**YOUR OBJECTIVE**
Would you quote the material below in full and unchanged?

**RECORDED INFORMATION**
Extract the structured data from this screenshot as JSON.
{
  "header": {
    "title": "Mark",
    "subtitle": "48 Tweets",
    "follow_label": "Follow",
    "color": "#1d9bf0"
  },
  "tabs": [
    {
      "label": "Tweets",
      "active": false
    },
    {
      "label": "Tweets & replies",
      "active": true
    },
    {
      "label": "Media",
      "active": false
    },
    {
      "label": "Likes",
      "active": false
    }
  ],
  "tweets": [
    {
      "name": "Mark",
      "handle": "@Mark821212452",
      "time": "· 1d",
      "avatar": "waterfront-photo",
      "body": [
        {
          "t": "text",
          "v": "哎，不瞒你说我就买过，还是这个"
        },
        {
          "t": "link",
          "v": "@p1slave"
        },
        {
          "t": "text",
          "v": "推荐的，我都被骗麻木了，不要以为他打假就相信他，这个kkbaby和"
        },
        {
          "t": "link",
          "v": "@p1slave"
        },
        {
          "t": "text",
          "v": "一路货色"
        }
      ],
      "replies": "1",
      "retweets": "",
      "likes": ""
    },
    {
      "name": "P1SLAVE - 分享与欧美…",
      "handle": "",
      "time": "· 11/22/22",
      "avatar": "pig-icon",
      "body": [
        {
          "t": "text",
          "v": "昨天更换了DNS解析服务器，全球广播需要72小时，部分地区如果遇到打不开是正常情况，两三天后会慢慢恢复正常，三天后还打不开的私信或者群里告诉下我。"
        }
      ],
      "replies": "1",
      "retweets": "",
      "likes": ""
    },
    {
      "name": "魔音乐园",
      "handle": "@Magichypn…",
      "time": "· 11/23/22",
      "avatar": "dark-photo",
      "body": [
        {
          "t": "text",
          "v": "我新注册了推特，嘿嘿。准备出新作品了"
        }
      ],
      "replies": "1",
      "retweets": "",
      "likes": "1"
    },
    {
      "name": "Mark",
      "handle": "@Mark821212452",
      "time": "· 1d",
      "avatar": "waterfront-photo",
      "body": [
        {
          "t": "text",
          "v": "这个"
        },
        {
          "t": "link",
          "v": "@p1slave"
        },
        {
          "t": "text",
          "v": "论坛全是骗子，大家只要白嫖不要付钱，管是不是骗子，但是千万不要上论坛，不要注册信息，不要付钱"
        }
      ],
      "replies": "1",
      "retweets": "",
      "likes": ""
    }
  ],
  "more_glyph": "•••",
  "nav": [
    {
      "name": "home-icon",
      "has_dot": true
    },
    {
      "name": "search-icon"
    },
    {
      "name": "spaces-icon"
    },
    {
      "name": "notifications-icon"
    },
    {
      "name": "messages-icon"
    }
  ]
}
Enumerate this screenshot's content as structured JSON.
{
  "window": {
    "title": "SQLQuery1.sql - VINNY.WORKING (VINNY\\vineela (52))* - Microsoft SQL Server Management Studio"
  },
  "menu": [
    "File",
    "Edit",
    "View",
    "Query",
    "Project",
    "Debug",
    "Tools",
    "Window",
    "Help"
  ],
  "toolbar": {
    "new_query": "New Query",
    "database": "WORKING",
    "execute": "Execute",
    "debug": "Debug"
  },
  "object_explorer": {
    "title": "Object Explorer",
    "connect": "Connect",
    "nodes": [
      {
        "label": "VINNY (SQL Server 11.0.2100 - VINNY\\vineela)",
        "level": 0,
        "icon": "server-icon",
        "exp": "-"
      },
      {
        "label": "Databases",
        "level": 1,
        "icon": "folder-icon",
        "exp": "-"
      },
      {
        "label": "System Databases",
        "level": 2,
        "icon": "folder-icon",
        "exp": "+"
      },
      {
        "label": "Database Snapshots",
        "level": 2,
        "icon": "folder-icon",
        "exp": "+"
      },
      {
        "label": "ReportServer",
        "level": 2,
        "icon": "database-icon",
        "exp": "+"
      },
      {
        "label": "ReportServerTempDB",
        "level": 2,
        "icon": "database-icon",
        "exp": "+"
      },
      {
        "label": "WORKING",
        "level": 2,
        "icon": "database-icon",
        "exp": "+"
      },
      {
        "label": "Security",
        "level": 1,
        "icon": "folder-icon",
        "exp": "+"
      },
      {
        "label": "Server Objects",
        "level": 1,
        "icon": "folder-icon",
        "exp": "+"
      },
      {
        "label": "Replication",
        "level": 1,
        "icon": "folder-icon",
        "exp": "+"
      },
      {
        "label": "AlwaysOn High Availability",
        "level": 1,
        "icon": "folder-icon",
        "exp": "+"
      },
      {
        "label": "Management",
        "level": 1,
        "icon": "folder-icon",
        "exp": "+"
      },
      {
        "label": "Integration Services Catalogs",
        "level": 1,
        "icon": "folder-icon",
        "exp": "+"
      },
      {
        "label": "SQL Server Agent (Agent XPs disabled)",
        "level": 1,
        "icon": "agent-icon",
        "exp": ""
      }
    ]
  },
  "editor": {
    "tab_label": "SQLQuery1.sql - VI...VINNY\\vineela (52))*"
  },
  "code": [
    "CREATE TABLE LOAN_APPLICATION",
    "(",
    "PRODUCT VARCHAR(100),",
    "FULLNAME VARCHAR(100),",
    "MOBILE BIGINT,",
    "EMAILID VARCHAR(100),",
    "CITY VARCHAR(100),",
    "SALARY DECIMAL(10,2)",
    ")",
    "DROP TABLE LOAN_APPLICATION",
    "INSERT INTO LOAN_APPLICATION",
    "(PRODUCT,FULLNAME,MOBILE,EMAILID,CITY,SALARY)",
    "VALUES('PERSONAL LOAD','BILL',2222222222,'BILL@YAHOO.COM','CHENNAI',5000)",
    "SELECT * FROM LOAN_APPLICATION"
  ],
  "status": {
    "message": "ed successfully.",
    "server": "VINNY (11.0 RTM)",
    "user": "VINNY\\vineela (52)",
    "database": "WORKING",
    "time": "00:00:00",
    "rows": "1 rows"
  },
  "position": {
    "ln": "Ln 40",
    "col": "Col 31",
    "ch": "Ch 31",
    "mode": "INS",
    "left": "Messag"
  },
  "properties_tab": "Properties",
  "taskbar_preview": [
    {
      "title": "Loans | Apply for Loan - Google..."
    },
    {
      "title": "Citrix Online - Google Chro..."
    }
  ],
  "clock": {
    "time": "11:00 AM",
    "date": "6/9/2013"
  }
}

**WORKED ANSWER**
Extract the structured data from this screenshot as JSON.
{
  "header": {
    "title": "Mark",
    "subtitle": "48 Tweets",
    "follow_label": "Follow",
    "color": "#1d9bf0"
  },
  "tabs": [
    {
      "label": "Tweets",
      "active": false
    },
    {
      "label": "Tweets & replies",
      "active": true
    },
    {
      "label": "Media",
      "active": false
    },
    {
      "label": "Likes",
      "active": false
    }
  ],
  "tweets": [
    {
      "name": "Mark",
      "handle": "@Mark821212452",
      "time": "· 1d",
      "avatar": "waterfront-photo",
      "body": [
        {
          "t": "text",
          "v": "哎，不瞒你说我就买过，还是这个"
        },
        {
          "t": "link",
          "v": "@p1slave"
        },
        {
          "t": "text",
          "v": "推荐的，我都被骗麻木了，不要以为他打假就相信他，这个kkbaby和"
        },
        {
          "t": "link",
          "v": "@p1slave"
        },
        {
          "t": "text",
          "v": "一路货色"
        }
      ],
      "replies": "1",
      "retweets": "",
      "likes": ""
    },
    {
      "name": "P1SLAVE - 分享与欧美…",
      "handle": "",
      "time": "· 11/22/22",
      "avatar": "pig-icon",
      "body": [
        {
          "t": "text",
          "v": "昨天更换了DNS解析服务器，全球广播需要72小时，部分地区如果遇到打不开是正常情况，两三天后会慢慢恢复正常，三天后还打不开的私信或者群里告诉下我。"
        }
      ],
      "replies": "1",
      "retweets": "",
      "likes": ""
    },
    {
      "name": "魔音乐园",
      "handle": "@Magichypn…",
      "time": "· 11/23/22",
      "avatar": "dark-photo",
      "body": [
        {
          "t": "text",
          "v": "我新注册了推特，嘿嘿。准备出新作品了"
        }
      ],
      "replies": "1",
      "retweets": "",
      "likes": "1"
    },
    {
      "name": "Mark",
      "handle": "@Mark821212452",
      "time": "· 1d",
      "avatar": "waterfront-photo",
      "body": [
        {
          "t": "text",
          "v": "这个"
        },
        {
          "t": "link",
          "v": "@p1slave"
        },
        {
          "t": "text",
          "v": "论坛全是骗子，大家只要白嫖不要付钱，管是不是骗子，但是千万不要上论坛，不要注册信息，不要付钱"
        }
      ],
      "replies": "1",
      "retweets": "",
      "likes": ""
    }
  ],
  "more_glyph": "•••",
  "nav": [
    {
      "name": "home-icon",
      "has_dot": true
    },
    {
      "name": "search-icon"
    },
    {
      "name": "spaces-icon"
    },
    {
      "name": "notifications-icon"
    },
    {
      "name": "messages-icon"
    }
  ]
}
Enumerate this screenshot's content as structured JSON.
{
  "window": {
    "title": "SQLQuery1.sql - VINNY.WORKING (VINNY\\vineela (52))* - Microsoft SQL Server Management Studio"
  },
  "menu": [
    "File",
    "Edit",
    "View",
    "Query",
    "Project",
    "Debug",
    "Tools",
    "Window",
    "Help"
  ],
  "toolbar": {
    "new_query": "New Query",
    "database": "WORKING",
    "execute": "Execute",
    "debug": "Debug"
  },
  "object_explorer": {
    "title": "Object Explorer",
    "connect": "Connect",
    "nodes": [
      {
        "label": "VINNY (SQL Server 11.0.2100 - VINNY\\vineela)",
        "level": 0,
        "icon": "server-icon",
        "exp": "-"
      },
      {
        "label": "Databases",
        "level": 1,
        "icon": "folder-icon",
        "exp": "-"
      },
      {
        "label": "System Databases",
        "level": 2,
        "icon": "folder-icon",
        "exp": "+"
      },
      {
        "label": "Database Snapshots",
        "level": 2,
        "icon": "folder-icon",
        "exp": "+"
      },
      {
        "label": "ReportServer",
        "level": 2,
        "icon": "database-icon",
        "exp": "+"
      },
      {
        "label": "ReportServerTempDB",
        "level": 2,
        "icon": "database-icon",
        "exp": "+"
      },
      {
        "label": "WORKING",
        "level": 2,
        "icon": "database-icon",
        "exp": "+"
      },
      {
        "label": "Security",
        "level": 1,
        "icon": "folder-icon",
        "exp": "+"
      },
      {
        "label": "Server Objects",
        "level": 1,
        "icon": "folder-icon",
        "exp": "+"
      },
      {
        "label": "Replication",
        "level": 1,
        "icon": "folder-icon",
        "exp": "+"
      },
      {
        "label": "AlwaysOn High Availability",
        "level": 1,
        "icon": "folder-icon",
        "exp": "+"
      },
      {
        "label": "Management",
        "level": 1,
        "icon": "folder-icon",
        "exp": "+"
      },
      {
        "label": "Integration Services Catalogs",
        "level": 1,
        "icon": "folder-icon",
        "exp": "+"
      },
      {
        "label": "SQL Server Agent (Agent XPs disabled)",
        "level": 1,
        "icon": "agent-icon",
        "exp": ""
      }
    ]
  },
  "editor": {
    "tab_label": "SQLQuery1.sql - VI...VINNY\\vineela (52))*"
  },
  "code": [
    "CREATE TABLE LOAN_APPLICATION",
    "(",
    "PRODUCT VARCHAR(100),",
    "FULLNAME VARCHAR(100),",
    "MOBILE BIGINT,",
    "EMAILID VARCHAR(100),",
    "CITY VARCHAR(100),",
    "SALARY DECIMAL(10,2)",
    ")",
    "DROP TABLE LOAN_APPLICATION",
    "INSERT INTO LOAN_APPLICATION",
    "(PRODUCT,FULLNAME,MOBILE,EMAILID,CITY,SALARY)",
    "VALUES('PERSONAL LOAD','BILL',2222222222,'BILL@YAHOO.COM','CHENNAI',5000)",
    "SELECT * FROM LOAN_APPLICATION"
  ],
  "status": {
    "message": "ed successfully.",
    "server": "VINNY (11.0 RTM)",
    "user": "VINNY\\vineela (52)",
    "database": "WORKING",
    "time": "00:00:00",
    "rows": "1 rows"
  },
  "position": {
    "ln": "Ln 40",
    "col": "Col 31",
    "ch": "Ch 31",
    "mode": "INS",
    "left": "Messag"
  },
  "properties_tab": "Properties",
  "taskbar_preview": [
    {
      "title": "Loans | Apply for Loan - Google..."
    },
    {
      "title": "Citrix Online - Google Chro..."
    }
  ],
  "clock": {
    "time": "11:00 AM",
    "date": "6/9/2013"
  }
}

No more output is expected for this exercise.